BEGIN Dataset rows
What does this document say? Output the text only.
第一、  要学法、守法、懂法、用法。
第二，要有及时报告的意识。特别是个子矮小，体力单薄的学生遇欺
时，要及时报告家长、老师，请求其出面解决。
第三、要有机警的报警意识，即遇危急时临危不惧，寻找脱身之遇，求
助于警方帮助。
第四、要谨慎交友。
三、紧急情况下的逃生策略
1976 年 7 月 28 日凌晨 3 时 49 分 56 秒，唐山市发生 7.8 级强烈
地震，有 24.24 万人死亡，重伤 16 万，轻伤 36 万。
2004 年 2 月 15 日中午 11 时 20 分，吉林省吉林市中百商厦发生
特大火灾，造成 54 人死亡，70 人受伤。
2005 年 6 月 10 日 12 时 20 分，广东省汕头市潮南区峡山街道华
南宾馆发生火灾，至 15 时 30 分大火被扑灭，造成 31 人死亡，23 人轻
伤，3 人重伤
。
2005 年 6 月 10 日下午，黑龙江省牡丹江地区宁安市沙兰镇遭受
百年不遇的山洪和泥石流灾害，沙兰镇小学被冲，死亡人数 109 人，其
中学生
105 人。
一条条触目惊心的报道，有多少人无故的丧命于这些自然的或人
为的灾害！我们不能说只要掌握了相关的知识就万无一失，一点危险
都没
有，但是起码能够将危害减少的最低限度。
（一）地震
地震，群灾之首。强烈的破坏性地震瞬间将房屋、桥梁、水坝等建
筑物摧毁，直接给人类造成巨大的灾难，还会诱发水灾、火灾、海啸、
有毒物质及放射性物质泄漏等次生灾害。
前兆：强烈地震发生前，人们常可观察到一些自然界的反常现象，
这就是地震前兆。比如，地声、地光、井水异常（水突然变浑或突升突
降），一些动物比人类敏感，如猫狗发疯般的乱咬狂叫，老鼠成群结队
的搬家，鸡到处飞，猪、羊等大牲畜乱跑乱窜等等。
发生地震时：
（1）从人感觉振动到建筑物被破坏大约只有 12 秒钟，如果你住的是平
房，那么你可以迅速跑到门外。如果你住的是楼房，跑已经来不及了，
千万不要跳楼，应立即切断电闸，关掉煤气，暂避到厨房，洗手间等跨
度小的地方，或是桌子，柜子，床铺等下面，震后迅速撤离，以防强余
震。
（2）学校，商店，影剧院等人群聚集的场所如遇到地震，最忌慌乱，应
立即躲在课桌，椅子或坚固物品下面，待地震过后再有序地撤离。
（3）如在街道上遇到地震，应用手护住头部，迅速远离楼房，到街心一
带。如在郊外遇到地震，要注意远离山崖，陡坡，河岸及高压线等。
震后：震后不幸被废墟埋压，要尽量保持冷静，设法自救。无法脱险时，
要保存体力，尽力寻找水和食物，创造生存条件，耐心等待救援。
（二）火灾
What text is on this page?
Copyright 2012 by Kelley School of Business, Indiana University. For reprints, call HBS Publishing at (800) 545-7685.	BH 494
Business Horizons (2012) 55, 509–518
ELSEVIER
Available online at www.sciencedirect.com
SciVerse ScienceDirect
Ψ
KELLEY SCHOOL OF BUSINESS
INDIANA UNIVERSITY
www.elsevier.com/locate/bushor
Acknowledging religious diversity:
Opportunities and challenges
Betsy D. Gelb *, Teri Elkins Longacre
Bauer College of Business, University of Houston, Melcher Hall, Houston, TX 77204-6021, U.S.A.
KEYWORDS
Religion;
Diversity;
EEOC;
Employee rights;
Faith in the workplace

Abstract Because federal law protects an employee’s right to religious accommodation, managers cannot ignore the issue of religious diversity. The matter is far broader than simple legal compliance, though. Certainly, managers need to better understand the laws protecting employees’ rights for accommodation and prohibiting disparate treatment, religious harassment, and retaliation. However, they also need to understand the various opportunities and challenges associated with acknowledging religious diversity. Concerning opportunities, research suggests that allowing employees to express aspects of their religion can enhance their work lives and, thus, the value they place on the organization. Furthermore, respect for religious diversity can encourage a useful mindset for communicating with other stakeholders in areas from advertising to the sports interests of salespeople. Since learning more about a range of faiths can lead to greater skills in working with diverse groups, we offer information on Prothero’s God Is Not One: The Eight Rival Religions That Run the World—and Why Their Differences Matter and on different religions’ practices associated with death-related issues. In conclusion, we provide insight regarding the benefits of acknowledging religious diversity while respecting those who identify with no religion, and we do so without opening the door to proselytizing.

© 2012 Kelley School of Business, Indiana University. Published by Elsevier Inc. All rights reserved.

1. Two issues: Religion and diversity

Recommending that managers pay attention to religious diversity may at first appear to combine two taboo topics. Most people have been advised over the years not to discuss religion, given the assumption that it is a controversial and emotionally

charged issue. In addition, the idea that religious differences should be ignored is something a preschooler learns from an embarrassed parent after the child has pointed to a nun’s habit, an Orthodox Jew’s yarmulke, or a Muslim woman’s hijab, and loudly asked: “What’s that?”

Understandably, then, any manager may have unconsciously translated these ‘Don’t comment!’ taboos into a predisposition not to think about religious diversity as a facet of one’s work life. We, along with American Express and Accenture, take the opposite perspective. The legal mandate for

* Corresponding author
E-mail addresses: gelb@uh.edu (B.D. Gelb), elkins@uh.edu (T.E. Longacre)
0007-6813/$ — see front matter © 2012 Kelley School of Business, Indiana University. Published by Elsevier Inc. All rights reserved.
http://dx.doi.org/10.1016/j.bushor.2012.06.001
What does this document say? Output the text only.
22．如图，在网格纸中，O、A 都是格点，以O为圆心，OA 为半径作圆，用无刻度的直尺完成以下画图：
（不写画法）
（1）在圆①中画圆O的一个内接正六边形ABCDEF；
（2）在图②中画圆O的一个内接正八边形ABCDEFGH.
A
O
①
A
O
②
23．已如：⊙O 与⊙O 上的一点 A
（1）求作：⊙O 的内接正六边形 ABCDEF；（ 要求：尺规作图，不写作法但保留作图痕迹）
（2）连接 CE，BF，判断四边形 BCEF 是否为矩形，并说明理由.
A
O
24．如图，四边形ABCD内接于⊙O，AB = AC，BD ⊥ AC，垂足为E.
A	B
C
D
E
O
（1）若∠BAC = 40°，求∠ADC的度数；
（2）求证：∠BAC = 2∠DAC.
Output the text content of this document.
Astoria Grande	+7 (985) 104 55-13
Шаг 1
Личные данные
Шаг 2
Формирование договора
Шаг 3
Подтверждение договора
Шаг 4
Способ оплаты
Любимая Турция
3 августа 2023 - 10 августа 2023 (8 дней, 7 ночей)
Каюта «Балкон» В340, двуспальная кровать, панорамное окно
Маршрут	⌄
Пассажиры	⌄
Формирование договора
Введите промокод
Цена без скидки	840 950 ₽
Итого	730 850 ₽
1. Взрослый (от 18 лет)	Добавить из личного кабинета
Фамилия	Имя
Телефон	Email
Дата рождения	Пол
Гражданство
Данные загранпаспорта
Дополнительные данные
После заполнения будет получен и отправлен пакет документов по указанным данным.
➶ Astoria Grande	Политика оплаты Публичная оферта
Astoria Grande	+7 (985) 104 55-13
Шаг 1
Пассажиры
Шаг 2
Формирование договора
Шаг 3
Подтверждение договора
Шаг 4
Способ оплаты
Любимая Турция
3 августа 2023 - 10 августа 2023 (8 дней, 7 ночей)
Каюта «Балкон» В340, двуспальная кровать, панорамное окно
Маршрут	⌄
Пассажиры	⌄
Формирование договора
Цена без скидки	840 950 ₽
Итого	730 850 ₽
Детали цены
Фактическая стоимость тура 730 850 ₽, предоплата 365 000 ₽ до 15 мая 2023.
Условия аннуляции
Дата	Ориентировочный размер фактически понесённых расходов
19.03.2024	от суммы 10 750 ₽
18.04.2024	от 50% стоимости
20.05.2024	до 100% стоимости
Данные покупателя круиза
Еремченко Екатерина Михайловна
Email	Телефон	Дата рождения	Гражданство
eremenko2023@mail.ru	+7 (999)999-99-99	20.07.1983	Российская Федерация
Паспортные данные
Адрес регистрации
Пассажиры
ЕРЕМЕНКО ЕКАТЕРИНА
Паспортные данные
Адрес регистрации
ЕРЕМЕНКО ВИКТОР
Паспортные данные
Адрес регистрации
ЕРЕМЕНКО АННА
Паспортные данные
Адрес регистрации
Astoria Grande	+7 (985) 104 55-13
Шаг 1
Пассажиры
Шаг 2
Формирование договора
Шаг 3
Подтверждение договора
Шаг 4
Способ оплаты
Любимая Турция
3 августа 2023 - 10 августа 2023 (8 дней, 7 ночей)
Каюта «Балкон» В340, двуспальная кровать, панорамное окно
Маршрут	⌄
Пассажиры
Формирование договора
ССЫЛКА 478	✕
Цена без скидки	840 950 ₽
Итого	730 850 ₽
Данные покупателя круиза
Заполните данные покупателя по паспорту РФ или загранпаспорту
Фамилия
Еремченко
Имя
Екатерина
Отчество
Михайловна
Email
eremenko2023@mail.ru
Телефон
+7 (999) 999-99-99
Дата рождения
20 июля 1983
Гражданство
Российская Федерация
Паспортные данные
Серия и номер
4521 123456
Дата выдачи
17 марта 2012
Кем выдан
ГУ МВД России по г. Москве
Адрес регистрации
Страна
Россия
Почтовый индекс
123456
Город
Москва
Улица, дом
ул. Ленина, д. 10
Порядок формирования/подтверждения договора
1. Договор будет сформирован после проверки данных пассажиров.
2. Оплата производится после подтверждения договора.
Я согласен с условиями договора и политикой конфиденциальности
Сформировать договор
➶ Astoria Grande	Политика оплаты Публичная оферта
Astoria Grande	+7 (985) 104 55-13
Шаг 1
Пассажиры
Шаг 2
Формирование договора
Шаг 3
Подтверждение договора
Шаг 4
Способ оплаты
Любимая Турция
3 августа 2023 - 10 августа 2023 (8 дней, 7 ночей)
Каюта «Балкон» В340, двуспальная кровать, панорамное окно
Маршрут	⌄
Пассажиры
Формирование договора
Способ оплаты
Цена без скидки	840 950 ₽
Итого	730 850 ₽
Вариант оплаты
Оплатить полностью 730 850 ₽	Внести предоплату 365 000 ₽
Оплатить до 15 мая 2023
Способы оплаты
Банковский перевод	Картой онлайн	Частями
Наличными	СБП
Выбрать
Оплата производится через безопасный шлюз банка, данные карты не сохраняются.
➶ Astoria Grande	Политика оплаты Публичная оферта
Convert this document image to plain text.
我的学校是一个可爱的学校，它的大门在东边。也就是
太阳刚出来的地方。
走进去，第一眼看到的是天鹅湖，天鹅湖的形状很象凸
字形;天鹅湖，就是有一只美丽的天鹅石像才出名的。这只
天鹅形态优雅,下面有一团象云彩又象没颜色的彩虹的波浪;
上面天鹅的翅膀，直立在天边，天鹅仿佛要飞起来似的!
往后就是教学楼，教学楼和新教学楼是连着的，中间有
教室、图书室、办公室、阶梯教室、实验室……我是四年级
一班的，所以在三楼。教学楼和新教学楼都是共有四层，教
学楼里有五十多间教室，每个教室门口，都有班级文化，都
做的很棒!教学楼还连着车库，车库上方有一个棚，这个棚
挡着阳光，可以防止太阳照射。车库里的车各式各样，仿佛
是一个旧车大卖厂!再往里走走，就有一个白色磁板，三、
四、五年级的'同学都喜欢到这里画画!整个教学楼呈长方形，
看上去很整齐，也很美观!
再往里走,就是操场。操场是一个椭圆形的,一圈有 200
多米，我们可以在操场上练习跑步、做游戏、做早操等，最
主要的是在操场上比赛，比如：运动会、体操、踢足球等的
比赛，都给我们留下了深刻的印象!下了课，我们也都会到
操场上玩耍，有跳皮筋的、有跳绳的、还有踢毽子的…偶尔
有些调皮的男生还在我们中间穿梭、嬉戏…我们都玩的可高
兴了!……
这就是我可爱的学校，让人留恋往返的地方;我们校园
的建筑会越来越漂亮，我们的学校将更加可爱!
END Dataset rows
▶ **The task**
Starting with the line that contains "Convert this document image to plain text.", write out each line through the end of the listing, exactly as it appears, and include nothing else.

▶ **Written answer**
Convert this document image to plain text.
我的学校是一个可爱的学校，它的大门在东边。也就是
太阳刚出来的地方。
走进去，第一眼看到的是天鹅湖，天鹅湖的形状很象凸
字形;天鹅湖，就是有一只美丽的天鹅石像才出名的。这只
天鹅形态优雅,下面有一团象云彩又象没颜色的彩虹的波浪;
上面天鹅的翅膀，直立在天边，天鹅仿佛要飞起来似的!
往后就是教学楼，教学楼和新教学楼是连着的，中间有
教室、图书室、办公室、阶梯教室、实验室……我是四年级
一班的，所以在三楼。教学楼和新教学楼都是共有四层，教
学楼里有五十多间教室，每个教室门口，都有班级文化，都
做的很棒!教学楼还连着车库，车库上方有一个棚，这个棚
挡着阳光，可以防止太阳照射。车库里的车各式各样，仿佛
是一个旧车大卖厂!再往里走走，就有一个白色磁板，三、
四、五年级的'同学都喜欢到这里画画!整个教学楼呈长方形，
看上去很整齐，也很美观!
再往里走,就是操场。操场是一个椭圆形的,一圈有 200
多米，我们可以在操场上练习跑步、做游戏、做早操等，最
主要的是在操场上比赛，比如：运动会、体操、踢足球等的
比赛，都给我们留下了深刻的印象!下了课，我们也都会到
操场上玩耍，有跳皮筋的、有跳绳的、还有踢毽子的…偶尔
有些调皮的男生还在我们中间穿梭、嬉戏…我们都玩的可高
兴了!……
这就是我可爱的学校，让人留恋往返的地方;我们校园
的建筑会越来越漂亮，我们的学校将更加可爱!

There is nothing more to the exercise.